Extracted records
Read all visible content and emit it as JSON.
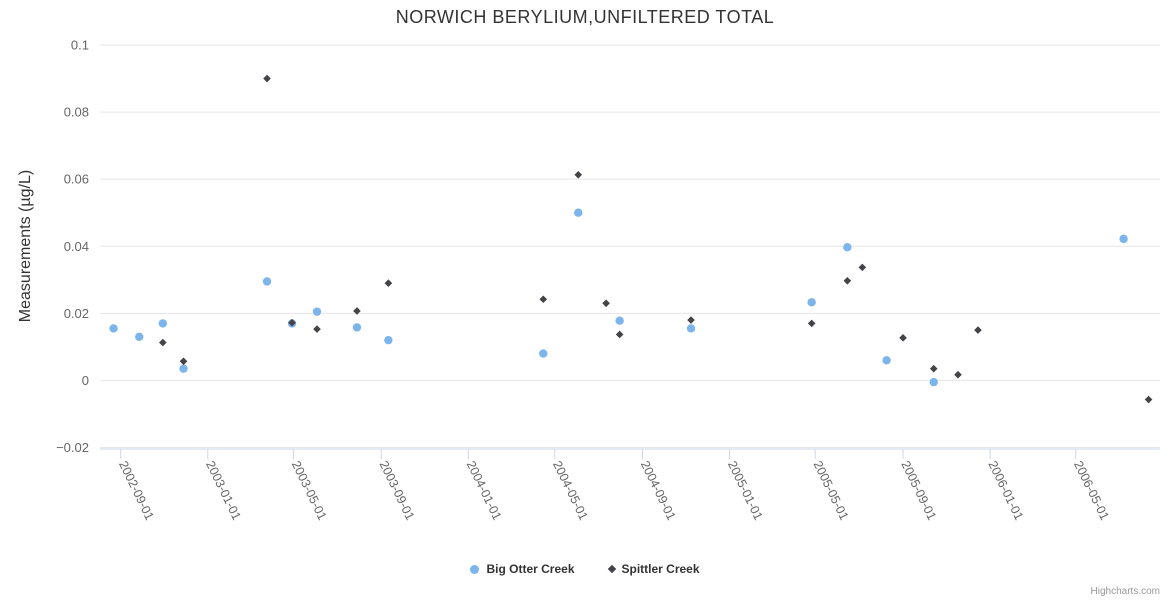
{
  "title": "NORWICH BERYLIUM,UNFILTERED TOTAL",
  "credits_label": "Highcharts.com",
  "colors": {
    "series_big_otter": "#7cb5ec",
    "series_spittler": "#434348",
    "gridline": "#e6e6e6",
    "axis_line": "#ccd6eb",
    "tick_label": "#666666",
    "title_text": "#333333",
    "legend_text": "#333333",
    "credits_text": "#999999"
  },
  "chart_data": {
    "type": "scatter",
    "title": "NORWICH BERYLIUM,UNFILTERED TOTAL",
    "xlabel": "",
    "ylabel": "Measurements (µg/L)",
    "grid": true,
    "legend_position": "bottom",
    "ylim": [
      -0.02,
      0.1
    ],
    "x_range": [
      "2002-08-03",
      "2006-08-27"
    ],
    "y_ticks": [
      {
        "value": 0.1,
        "label": "0.1"
      },
      {
        "value": 0.08,
        "label": "0.08"
      },
      {
        "value": 0.06,
        "label": "0.06"
      },
      {
        "value": 0.04,
        "label": "0.04"
      },
      {
        "value": 0.02,
        "label": "0.02"
      },
      {
        "value": 0,
        "label": "0"
      },
      {
        "value": -0.02,
        "label": "−0.02"
      }
    ],
    "x_ticks": [
      "2002-09-01",
      "2003-01-01",
      "2003-05-01",
      "2003-09-01",
      "2004-01-01",
      "2004-05-01",
      "2004-09-01",
      "2005-01-01",
      "2005-05-01",
      "2005-09-01",
      "2006-01-01",
      "2006-05-01"
    ],
    "series": [
      {
        "name": "Big Otter Creek",
        "color": "#7cb5ec",
        "marker": "circle",
        "points": [
          [
            "2002-08-22",
            0.0155
          ],
          [
            "2002-09-27",
            0.013
          ],
          [
            "2002-10-30",
            0.017
          ],
          [
            "2002-11-28",
            0.0035
          ],
          [
            "2003-03-25",
            0.0295
          ],
          [
            "2003-04-29",
            0.017
          ],
          [
            "2003-06-03",
            0.0205
          ],
          [
            "2003-07-29",
            0.0158
          ],
          [
            "2003-09-11",
            0.012
          ],
          [
            "2004-04-15",
            0.008
          ],
          [
            "2004-06-03",
            0.05
          ],
          [
            "2004-07-31",
            0.0178
          ],
          [
            "2004-11-08",
            0.0155
          ],
          [
            "2005-04-26",
            0.0233
          ],
          [
            "2005-06-15",
            0.0397
          ],
          [
            "2005-08-09",
            0.006
          ],
          [
            "2005-10-14",
            -0.0005
          ],
          [
            "2006-07-07",
            0.0422
          ]
        ]
      },
      {
        "name": "Spittler Creek",
        "color": "#434348",
        "marker": "diamond",
        "points": [
          [
            "2002-10-30",
            0.0113
          ],
          [
            "2002-11-28",
            0.0057
          ],
          [
            "2003-03-25",
            0.09
          ],
          [
            "2003-04-29",
            0.0172
          ],
          [
            "2003-06-03",
            0.0153
          ],
          [
            "2003-07-29",
            0.0207
          ],
          [
            "2003-09-11",
            0.029
          ],
          [
            "2004-04-15",
            0.0242
          ],
          [
            "2004-06-03",
            0.0613
          ],
          [
            "2004-07-12",
            0.023
          ],
          [
            "2004-07-31",
            0.0137
          ],
          [
            "2004-11-08",
            0.018
          ],
          [
            "2005-04-26",
            0.017
          ],
          [
            "2005-06-15",
            0.0297
          ],
          [
            "2005-07-06",
            0.0337
          ],
          [
            "2005-09-01",
            0.0127
          ],
          [
            "2005-10-14",
            0.0035
          ],
          [
            "2005-11-17",
            0.0017
          ],
          [
            "2005-12-15",
            0.015
          ],
          [
            "2006-08-11",
            -0.0057
          ]
        ]
      }
    ]
  }
}
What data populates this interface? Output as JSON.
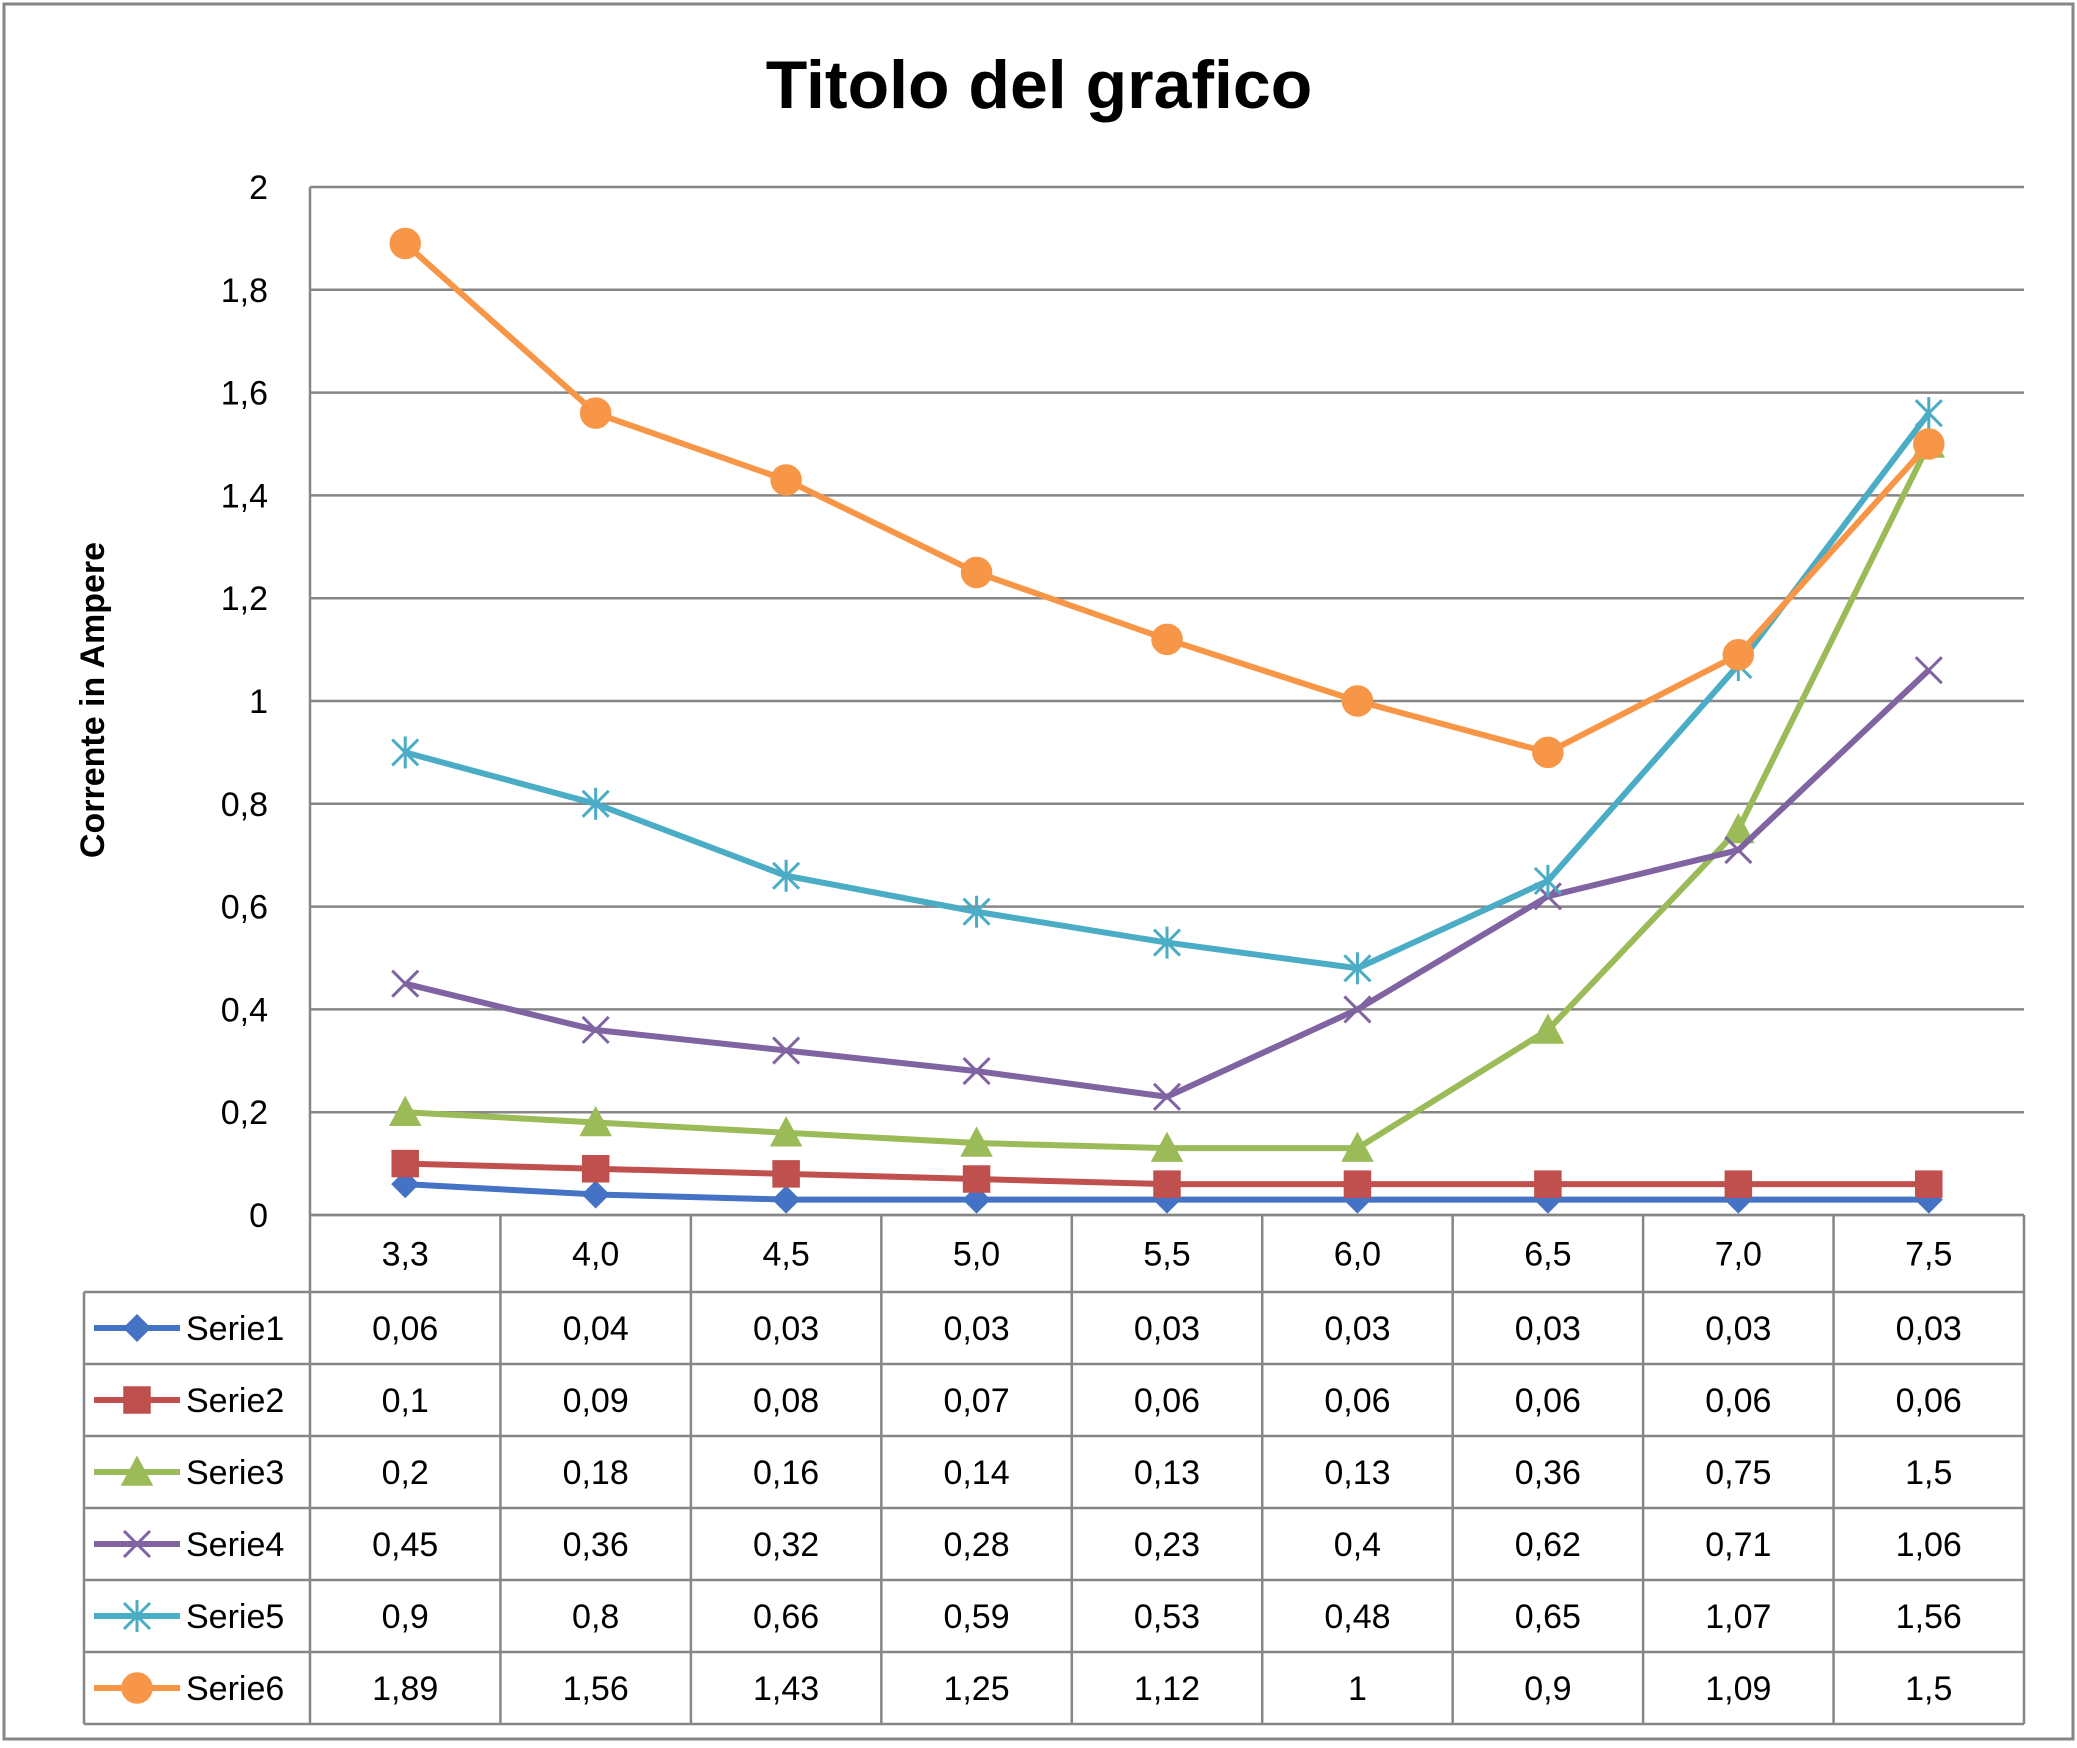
{
  "chart_data": {
    "type": "line",
    "title": "Titolo del grafico",
    "ylabel": "Corrente in Ampere",
    "xlabel": "",
    "categories": [
      "3,3",
      "4,0",
      "4,5",
      "5,0",
      "5,5",
      "6,0",
      "6,5",
      "7,0",
      "7,5"
    ],
    "ylim": [
      0,
      2
    ],
    "yticks": [
      0,
      0.2,
      0.4,
      0.6,
      0.8,
      1,
      1.2,
      1.4,
      1.6,
      1.8,
      2
    ],
    "ytick_labels": [
      "0",
      "0,2",
      "0,4",
      "0,6",
      "0,8",
      "1",
      "1,2",
      "1,4",
      "1,6",
      "1,8",
      "2"
    ],
    "grid": true,
    "legend": "data-table-below",
    "series": [
      {
        "name": "Serie1",
        "color": "#4472C4",
        "marker": "diamond",
        "values": [
          0.06,
          0.04,
          0.03,
          0.03,
          0.03,
          0.03,
          0.03,
          0.03,
          0.03
        ],
        "labels": [
          "0,06",
          "0,04",
          "0,03",
          "0,03",
          "0,03",
          "0,03",
          "0,03",
          "0,03",
          "0,03"
        ]
      },
      {
        "name": "Serie2",
        "color": "#C0504D",
        "marker": "square",
        "values": [
          0.1,
          0.09,
          0.08,
          0.07,
          0.06,
          0.06,
          0.06,
          0.06,
          0.06
        ],
        "labels": [
          "0,1",
          "0,09",
          "0,08",
          "0,07",
          "0,06",
          "0,06",
          "0,06",
          "0,06",
          "0,06"
        ]
      },
      {
        "name": "Serie3",
        "color": "#9BBB59",
        "marker": "triangle",
        "values": [
          0.2,
          0.18,
          0.16,
          0.14,
          0.13,
          0.13,
          0.36,
          0.75,
          1.5
        ],
        "labels": [
          "0,2",
          "0,18",
          "0,16",
          "0,14",
          "0,13",
          "0,13",
          "0,36",
          "0,75",
          "1,5"
        ]
      },
      {
        "name": "Serie4",
        "color": "#8064A2",
        "marker": "x",
        "values": [
          0.45,
          0.36,
          0.32,
          0.28,
          0.23,
          0.4,
          0.62,
          0.71,
          1.06
        ],
        "labels": [
          "0,45",
          "0,36",
          "0,32",
          "0,28",
          "0,23",
          "0,4",
          "0,62",
          "0,71",
          "1,06"
        ]
      },
      {
        "name": "Serie5",
        "color": "#4BACC6",
        "marker": "star",
        "values": [
          0.9,
          0.8,
          0.66,
          0.59,
          0.53,
          0.48,
          0.65,
          1.07,
          1.56
        ],
        "labels": [
          "0,9",
          "0,8",
          "0,66",
          "0,59",
          "0,53",
          "0,48",
          "0,65",
          "1,07",
          "1,56"
        ]
      },
      {
        "name": "Serie6",
        "color": "#F79646",
        "marker": "circle",
        "values": [
          1.89,
          1.56,
          1.43,
          1.25,
          1.12,
          1,
          0.9,
          1.09,
          1.5
        ],
        "labels": [
          "1,89",
          "1,56",
          "1,43",
          "1,25",
          "1,12",
          "1",
          "0,9",
          "1,09",
          "1,5"
        ]
      }
    ]
  }
}
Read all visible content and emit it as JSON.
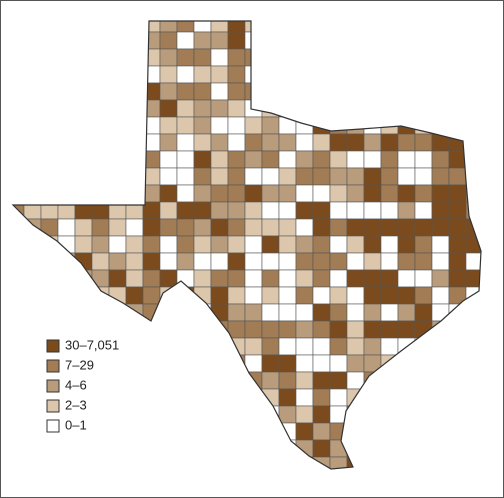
{
  "legend": {
    "items": [
      {
        "label": "30–7,051",
        "color": "#7b4b1d"
      },
      {
        "label": "7–29",
        "color": "#a17c55"
      },
      {
        "label": "4–6",
        "color": "#b99c7c"
      },
      {
        "label": "2–3",
        "color": "#dcc7ad"
      },
      {
        "label": "0–1",
        "color": "#ffffff"
      }
    ]
  }
}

- What to work on
Copy out each line exactly, without the pictures.

- Solution for this problem
Read all visible content and emit it as JSON.
{
  "title": "NORWICH BERYLIUM,UNFILTERED TOTAL",
  "credits_label": "Highcharts.com",
  "colors": {
    "series_big_otter": "#7cb5ec",
    "series_spittler": "#434348",
    "gridline": "#e6e6e6",
    "axis_line": "#ccd6eb",
    "tick_label": "#666666",
    "title_text": "#333333",
    "legend_text": "#333333",
    "credits_text": "#999999"
  },
  "chart_data": {
    "type": "scatter",
    "title": "NORWICH BERYLIUM,UNFILTERED TOTAL",
    "xlabel": "",
    "ylabel": "Measurements (µg/L)",
    "grid": true,
    "legend_position": "bottom",
    "ylim": [
      -0.02,
      0.1
    ],
    "x_range": [
      "2002-08-03",
      "2006-08-27"
    ],
    "y_ticks": [
      {
        "value": 0.1,
        "label": "0.1"
      },
      {
        "value": 0.08,
        "label": "0.08"
      },
      {
        "value": 0.06,
        "label": "0.06"
      },
      {
        "value": 0.04,
        "label": "0.04"
      },
      {
        "value": 0.02,
        "label": "0.02"
      },
      {
        "value": 0,
        "label": "0"
      },
      {
        "value": -0.02,
        "label": "−0.02"
      }
    ],
    "x_ticks": [
      "2002-09-01",
      "2003-01-01",
      "2003-05-01",
      "2003-09-01",
      "2004-01-01",
      "2004-05-01",
      "2004-09-01",
      "2005-01-01",
      "2005-05-01",
      "2005-09-01",
      "2006-01-01",
      "2006-05-01"
    ],
    "series": [
      {
        "name": "Big Otter Creek",
        "color": "#7cb5ec",
        "marker": "circle",
        "points": [
          [
            "2002-08-22",
            0.0155
          ],
          [
            "2002-09-27",
            0.013
          ],
          [
            "2002-10-30",
            0.017
          ],
          [
            "2002-11-28",
            0.0035
          ],
          [
            "2003-03-25",
            0.0295
          ],
          [
            "2003-04-29",
            0.017
          ],
          [
            "2003-06-03",
            0.0205
          ],
          [
            "2003-07-29",
            0.0158
          ],
          [
            "2003-09-11",
            0.012
          ],
          [
            "2004-04-15",
            0.008
          ],
          [
            "2004-06-03",
            0.05
          ],
          [
            "2004-07-31",
            0.0178
          ],
          [
            "2004-11-08",
            0.0155
          ],
          [
            "2005-04-26",
            0.0233
          ],
          [
            "2005-06-15",
            0.0397
          ],
          [
            "2005-08-09",
            0.006
          ],
          [
            "2005-10-14",
            -0.0005
          ],
          [
            "2006-07-07",
            0.0422
          ]
        ]
      },
      {
        "name": "Spittler Creek",
        "color": "#434348",
        "marker": "diamond",
        "points": [
          [
            "2002-10-30",
            0.0113
          ],
          [
            "2002-11-28",
            0.0057
          ],
          [
            "2003-03-25",
            0.09
          ],
          [
            "2003-04-29",
            0.0172
          ],
          [
            "2003-06-03",
            0.0153
          ],
          [
            "2003-07-29",
            0.0207
          ],
          [
            "2003-09-11",
            0.029
          ],
          [
            "2004-04-15",
            0.0242
          ],
          [
            "2004-06-03",
            0.0613
          ],
          [
            "2004-07-12",
            0.023
          ],
          [
            "2004-07-31",
            0.0137
          ],
          [
            "2004-11-08",
            0.018
          ],
          [
            "2005-04-26",
            0.017
          ],
          [
            "2005-06-15",
            0.0297
          ],
          [
            "2005-07-06",
            0.0337
          ],
          [
            "2005-09-01",
            0.0127
          ],
          [
            "2005-10-14",
            0.0035
          ],
          [
            "2005-11-17",
            0.0017
          ],
          [
            "2005-12-15",
            0.015
          ],
          [
            "2006-08-11",
            -0.0057
          ]
        ]
      }
    ]
  }
}
What data populates this interface? Output as JSON.
{
  "chart_data": {
    "type": "line",
    "title": "Titolo del grafico",
    "ylabel": "Corrente in Ampere",
    "xlabel": "",
    "categories": [
      "3,3",
      "4,0",
      "4,5",
      "5,0",
      "5,5",
      "6,0",
      "6,5",
      "7,0",
      "7,5"
    ],
    "ylim": [
      0,
      2
    ],
    "yticks": [
      0,
      0.2,
      0.4,
      0.6,
      0.8,
      1,
      1.2,
      1.4,
      1.6,
      1.8,
      2
    ],
    "ytick_labels": [
      "0",
      "0,2",
      "0,4",
      "0,6",
      "0,8",
      "1",
      "1,2",
      "1,4",
      "1,6",
      "1,8",
      "2"
    ],
    "grid": true,
    "legend": "data-table-below",
    "series": [
      {
        "name": "Serie1",
        "color": "#4472C4",
        "marker": "diamond",
        "values": [
          0.06,
          0.04,
          0.03,
          0.03,
          0.03,
          0.03,
          0.03,
          0.03,
          0.03
        ],
        "labels": [
          "0,06",
          "0,04",
          "0,03",
          "0,03",
          "0,03",
          "0,03",
          "0,03",
          "0,03",
          "0,03"
        ]
      },
      {
        "name": "Serie2",
        "color": "#C0504D",
        "marker": "square",
        "values": [
          0.1,
          0.09,
          0.08,
          0.07,
          0.06,
          0.06,
          0.06,
          0.06,
          0.06
        ],
        "labels": [
          "0,1",
          "0,09",
          "0,08",
          "0,07",
          "0,06",
          "0,06",
          "0,06",
          "0,06",
          "0,06"
        ]
      },
      {
        "name": "Serie3",
        "color": "#9BBB59",
        "marker": "triangle",
        "values": [
          0.2,
          0.18,
          0.16,
          0.14,
          0.13,
          0.13,
          0.36,
          0.75,
          1.5
        ],
        "labels": [
          "0,2",
          "0,18",
          "0,16",
          "0,14",
          "0,13",
          "0,13",
          "0,36",
          "0,75",
          "1,5"
        ]
      },
      {
        "name": "Serie4",
        "color": "#8064A2",
        "marker": "x",
        "values": [
          0.45,
          0.36,
          0.32,
          0.28,
          0.23,
          0.4,
          0.62,
          0.71,
          1.06
        ],
        "labels": [
          "0,45",
          "0,36",
          "0,32",
          "0,28",
          "0,23",
          "0,4",
          "0,62",
          "0,71",
          "1,06"
        ]
      },
      {
        "name": "Serie5",
        "color": "#4BACC6",
        "marker": "star",
        "values": [
          0.9,
          0.8,
          0.66,
          0.59,
          0.53,
          0.48,
          0.65,
          1.07,
          1.56
        ],
        "labels": [
          "0,9",
          "0,8",
          "0,66",
          "0,59",
          "0,53",
          "0,48",
          "0,65",
          "1,07",
          "1,56"
        ]
      },
      {
        "name": "Serie6",
        "color": "#F79646",
        "marker": "circle",
        "values": [
          1.89,
          1.56,
          1.43,
          1.25,
          1.12,
          1,
          0.9,
          1.09,
          1.5
        ],
        "labels": [
          "1,89",
          "1,56",
          "1,43",
          "1,25",
          "1,12",
          "1",
          "0,9",
          "1,09",
          "1,5"
        ]
      }
    ]
  }
}
Read all visible content and emit it as JSON.
{
  "legend": {
    "items": [
      {
        "label": "30–7,051",
        "color": "#7b4b1d"
      },
      {
        "label": "7–29",
        "color": "#a17c55"
      },
      {
        "label": "4–6",
        "color": "#b99c7c"
      },
      {
        "label": "2–3",
        "color": "#dcc7ad"
      },
      {
        "label": "0–1",
        "color": "#ffffff"
      }
    ]
  }
}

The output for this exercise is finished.